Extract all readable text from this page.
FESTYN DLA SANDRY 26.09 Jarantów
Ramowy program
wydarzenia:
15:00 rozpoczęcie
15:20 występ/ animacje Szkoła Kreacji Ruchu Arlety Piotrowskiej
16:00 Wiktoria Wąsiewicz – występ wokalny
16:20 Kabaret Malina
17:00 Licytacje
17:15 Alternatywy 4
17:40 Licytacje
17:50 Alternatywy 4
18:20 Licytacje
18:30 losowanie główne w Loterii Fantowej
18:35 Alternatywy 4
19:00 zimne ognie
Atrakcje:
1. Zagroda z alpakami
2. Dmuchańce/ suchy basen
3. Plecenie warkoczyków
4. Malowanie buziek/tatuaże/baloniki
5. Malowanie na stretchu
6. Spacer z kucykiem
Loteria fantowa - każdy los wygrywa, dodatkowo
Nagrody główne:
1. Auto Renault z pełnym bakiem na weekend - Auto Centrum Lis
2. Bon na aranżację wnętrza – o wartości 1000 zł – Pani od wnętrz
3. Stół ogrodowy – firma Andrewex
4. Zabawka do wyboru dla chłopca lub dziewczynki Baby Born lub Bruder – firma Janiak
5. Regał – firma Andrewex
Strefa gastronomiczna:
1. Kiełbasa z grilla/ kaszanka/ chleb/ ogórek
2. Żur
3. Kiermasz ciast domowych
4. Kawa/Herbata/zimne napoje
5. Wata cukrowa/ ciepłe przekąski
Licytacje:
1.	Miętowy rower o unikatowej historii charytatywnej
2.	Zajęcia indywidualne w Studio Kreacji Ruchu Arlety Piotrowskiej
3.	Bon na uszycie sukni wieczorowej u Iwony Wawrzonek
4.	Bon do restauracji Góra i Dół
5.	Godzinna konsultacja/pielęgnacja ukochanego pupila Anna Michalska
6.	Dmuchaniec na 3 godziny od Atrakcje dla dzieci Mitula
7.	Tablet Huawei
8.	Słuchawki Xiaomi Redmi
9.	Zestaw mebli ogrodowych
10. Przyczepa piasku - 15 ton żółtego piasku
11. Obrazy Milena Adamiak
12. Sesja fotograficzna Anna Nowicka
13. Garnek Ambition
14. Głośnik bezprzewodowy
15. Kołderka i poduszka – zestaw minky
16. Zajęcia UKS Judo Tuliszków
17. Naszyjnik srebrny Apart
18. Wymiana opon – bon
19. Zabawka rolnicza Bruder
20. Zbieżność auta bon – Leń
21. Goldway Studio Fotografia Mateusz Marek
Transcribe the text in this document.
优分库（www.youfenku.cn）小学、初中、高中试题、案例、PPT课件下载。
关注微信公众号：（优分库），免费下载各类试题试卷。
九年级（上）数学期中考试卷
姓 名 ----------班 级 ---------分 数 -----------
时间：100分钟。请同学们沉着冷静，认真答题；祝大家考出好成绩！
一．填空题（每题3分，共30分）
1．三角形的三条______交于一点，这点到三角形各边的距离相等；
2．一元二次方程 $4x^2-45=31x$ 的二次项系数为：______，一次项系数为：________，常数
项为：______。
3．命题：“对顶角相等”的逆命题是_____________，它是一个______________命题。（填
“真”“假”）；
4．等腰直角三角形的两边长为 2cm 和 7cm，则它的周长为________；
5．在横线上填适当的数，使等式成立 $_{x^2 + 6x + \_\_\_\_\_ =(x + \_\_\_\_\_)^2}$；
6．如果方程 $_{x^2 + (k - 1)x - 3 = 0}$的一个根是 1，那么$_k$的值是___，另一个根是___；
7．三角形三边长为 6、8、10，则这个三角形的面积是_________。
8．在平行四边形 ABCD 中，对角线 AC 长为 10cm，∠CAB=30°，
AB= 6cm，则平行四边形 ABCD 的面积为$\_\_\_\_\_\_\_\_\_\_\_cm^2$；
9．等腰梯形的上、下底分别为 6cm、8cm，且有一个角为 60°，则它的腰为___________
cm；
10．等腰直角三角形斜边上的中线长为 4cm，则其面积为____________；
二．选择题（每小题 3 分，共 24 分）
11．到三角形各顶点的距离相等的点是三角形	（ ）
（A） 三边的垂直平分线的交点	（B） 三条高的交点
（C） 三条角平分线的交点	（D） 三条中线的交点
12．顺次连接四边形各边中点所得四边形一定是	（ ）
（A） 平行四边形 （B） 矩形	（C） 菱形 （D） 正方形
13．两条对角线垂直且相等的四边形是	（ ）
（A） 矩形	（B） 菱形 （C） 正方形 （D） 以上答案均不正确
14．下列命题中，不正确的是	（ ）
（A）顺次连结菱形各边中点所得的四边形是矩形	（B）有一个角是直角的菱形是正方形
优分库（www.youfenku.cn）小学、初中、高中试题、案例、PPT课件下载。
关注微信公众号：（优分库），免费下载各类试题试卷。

————

What you will do:
Go back to the listing above and please repeat it exactly.

The answer:
Extract all readable text from this page.
FESTYN DLA SANDRY 26.09 Jarantów
Ramowy program
wydarzenia:
15:00 rozpoczęcie
15:20 występ/ animacje Szkoła Kreacji Ruchu Arlety Piotrowskiej
16:00 Wiktoria Wąsiewicz – występ wokalny
16:20 Kabaret Malina
17:00 Licytacje
17:15 Alternatywy 4
17:40 Licytacje
17:50 Alternatywy 4
18:20 Licytacje
18:30 losowanie główne w Loterii Fantowej
18:35 Alternatywy 4
19:00 zimne ognie
Atrakcje:
1. Zagroda z alpakami
2. Dmuchańce/ suchy basen
3. Plecenie warkoczyków
4. Malowanie buziek/tatuaże/baloniki
5. Malowanie na stretchu
6. Spacer z kucykiem
Loteria fantowa - każdy los wygrywa, dodatkowo
Nagrody główne:
1. Auto Renault z pełnym bakiem na weekend - Auto Centrum Lis
2. Bon na aranżację wnętrza – o wartości 1000 zł – Pani od wnętrz
3. Stół ogrodowy – firma Andrewex
4. Zabawka do wyboru dla chłopca lub dziewczynki Baby Born lub Bruder – firma Janiak
5. Regał – firma Andrewex
Strefa gastronomiczna:
1. Kiełbasa z grilla/ kaszanka/ chleb/ ogórek
2. Żur
3. Kiermasz ciast domowych
4. Kawa/Herbata/zimne napoje
5. Wata cukrowa/ ciepłe przekąski
Licytacje:
1.	Miętowy rower o unikatowej historii charytatywnej
2.	Zajęcia indywidualne w Studio Kreacji Ruchu Arlety Piotrowskiej
3.	Bon na uszycie sukni wieczorowej u Iwony Wawrzonek
4.	Bon do restauracji Góra i Dół
5.	Godzinna konsultacja/pielęgnacja ukochanego pupila Anna Michalska
6.	Dmuchaniec na 3 godziny od Atrakcje dla dzieci Mitula
7.	Tablet Huawei
8.	Słuchawki Xiaomi Redmi
9.	Zestaw mebli ogrodowych
10. Przyczepa piasku - 15 ton żółtego piasku
11. Obrazy Milena Adamiak
12. Sesja fotograficzna Anna Nowicka
13. Garnek Ambition
14. Głośnik bezprzewodowy
15. Kołderka i poduszka – zestaw minky
16. Zajęcia UKS Judo Tuliszków
17. Naszyjnik srebrny Apart
18. Wymiana opon – bon
19. Zabawka rolnicza Bruder
20. Zbieżność auta bon – Leń
21. Goldway Studio Fotografia Mateusz Marek
Transcribe the text in this document.
优分库（www.youfenku.cn）小学、初中、高中试题、案例、PPT课件下载。
关注微信公众号：（优分库），免费下载各类试题试卷。
九年级（上）数学期中考试卷
姓 名 ----------班 级 ---------分 数 -----------
时间：100分钟。请同学们沉着冷静，认真答题；祝大家考出好成绩！
一．填空题（每题3分，共30分）
1．三角形的三条______交于一点，这点到三角形各边的距离相等；
2．一元二次方程 $4x^2-45=31x$ 的二次项系数为：______，一次项系数为：________，常数
项为：______。
3．命题：“对顶角相等”的逆命题是_____________，它是一个______________命题。（填
“真”“假”）；
4．等腰直角三角形的两边长为 2cm 和 7cm，则它的周长为________；
5．在横线上填适当的数，使等式成立 $_{x^2 + 6x + \_\_\_\_\_ =(x + \_\_\_\_\_)^2}$；
6．如果方程 $_{x^2 + (k - 1)x - 3 = 0}$的一个根是 1，那么$_k$的值是___，另一个根是___；
7．三角形三边长为 6、8、10，则这个三角形的面积是_________。
8．在平行四边形 ABCD 中，对角线 AC 长为 10cm，∠CAB=30°，
AB= 6cm，则平行四边形 ABCD 的面积为$\_\_\_\_\_\_\_\_\_\_\_cm^2$；
9．等腰梯形的上、下底分别为 6cm、8cm，且有一个角为 60°，则它的腰为___________
cm；
10．等腰直角三角形斜边上的中线长为 4cm，则其面积为____________；
二．选择题（每小题 3 分，共 24 分）
11．到三角形各顶点的距离相等的点是三角形	（ ）
（A） 三边的垂直平分线的交点	（B） 三条高的交点
（C） 三条角平分线的交点	（D） 三条中线的交点
12．顺次连接四边形各边中点所得四边形一定是	（ ）
（A） 平行四边形 （B） 矩形	（C） 菱形 （D） 正方形
13．两条对角线垂直且相等的四边形是	（ ）
（A） 矩形	（B） 菱形 （C） 正方形 （D） 以上答案均不正确
14．下列命题中，不正确的是	（ ）
（A）顺次连结菱形各边中点所得的四边形是矩形	（B）有一个角是直角的菱形是正方形
优分库（www.youfenku.cn）小学、初中、高中试题、案例、PPT课件下载。
关注微信公众号：（优分库），免费下载各类试题试卷。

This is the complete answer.